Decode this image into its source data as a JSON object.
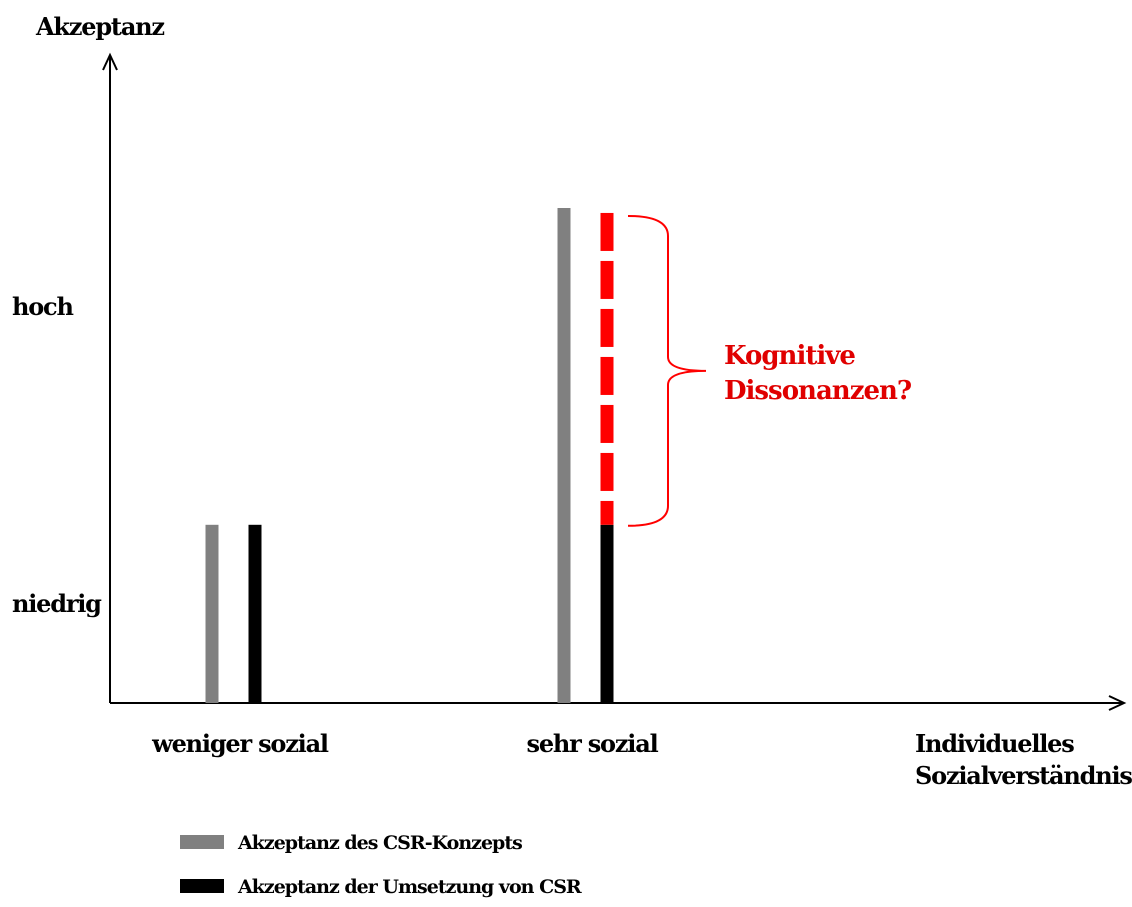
{
  "chart_data": {
    "type": "bar",
    "ylabel": "Akzeptanz",
    "xlabel_lines": [
      "Individuelles",
      "Sozialverständnis"
    ],
    "y_tick_labels": [
      "hoch",
      "niedrig"
    ],
    "y_ticks": [
      {
        "label": "hoch",
        "value": 0.8
      },
      {
        "label": "niedrig",
        "value": 0.2
      }
    ],
    "ylim": [
      0,
      1
    ],
    "categories": [
      "weniger sozial",
      "sehr sozial"
    ],
    "series": [
      {
        "name": "Akzeptanz des CSR-Konzepts",
        "color": "#808080",
        "values": [
          0.36,
          1.0
        ]
      },
      {
        "name": "Akzeptanz der Umsetzung von CSR",
        "color": "#000000",
        "values": [
          0.36,
          0.36
        ]
      }
    ],
    "gap_series": {
      "category": "sehr sozial",
      "from": 0.36,
      "to": 0.99,
      "color": "#ff0000",
      "style": "dashed"
    },
    "annotation_lines": [
      "Kognitive",
      "Dissonanzen?"
    ],
    "annotation_color": "#e00000",
    "legend_position": "bottom-left",
    "grid": false
  }
}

···

WHAT THE TASK ASKS -> Each record above should be copied character for character, with pictures dropped.

TASK ANSWER ->
Decode this image into its source data as a JSON object.
{
  "chart_data": {
    "type": "bar",
    "ylabel": "Akzeptanz",
    "xlabel_lines": [
      "Individuelles",
      "Sozialverständnis"
    ],
    "y_tick_labels": [
      "hoch",
      "niedrig"
    ],
    "y_ticks": [
      {
        "label": "hoch",
        "value": 0.8
      },
      {
        "label": "niedrig",
        "value": 0.2
      }
    ],
    "ylim": [
      0,
      1
    ],
    "categories": [
      "weniger sozial",
      "sehr sozial"
    ],
    "series": [
      {
        "name": "Akzeptanz des CSR-Konzepts",
        "color": "#808080",
        "values": [
          0.36,
          1.0
        ]
      },
      {
        "name": "Akzeptanz der Umsetzung von CSR",
        "color": "#000000",
        "values": [
          0.36,
          0.36
        ]
      }
    ],
    "gap_series": {
      "category": "sehr sozial",
      "from": 0.36,
      "to": 0.99,
      "color": "#ff0000",
      "style": "dashed"
    },
    "annotation_lines": [
      "Kognitive",
      "Dissonanzen?"
    ],
    "annotation_color": "#e00000",
    "legend_position": "bottom-left",
    "grid": false
  }
}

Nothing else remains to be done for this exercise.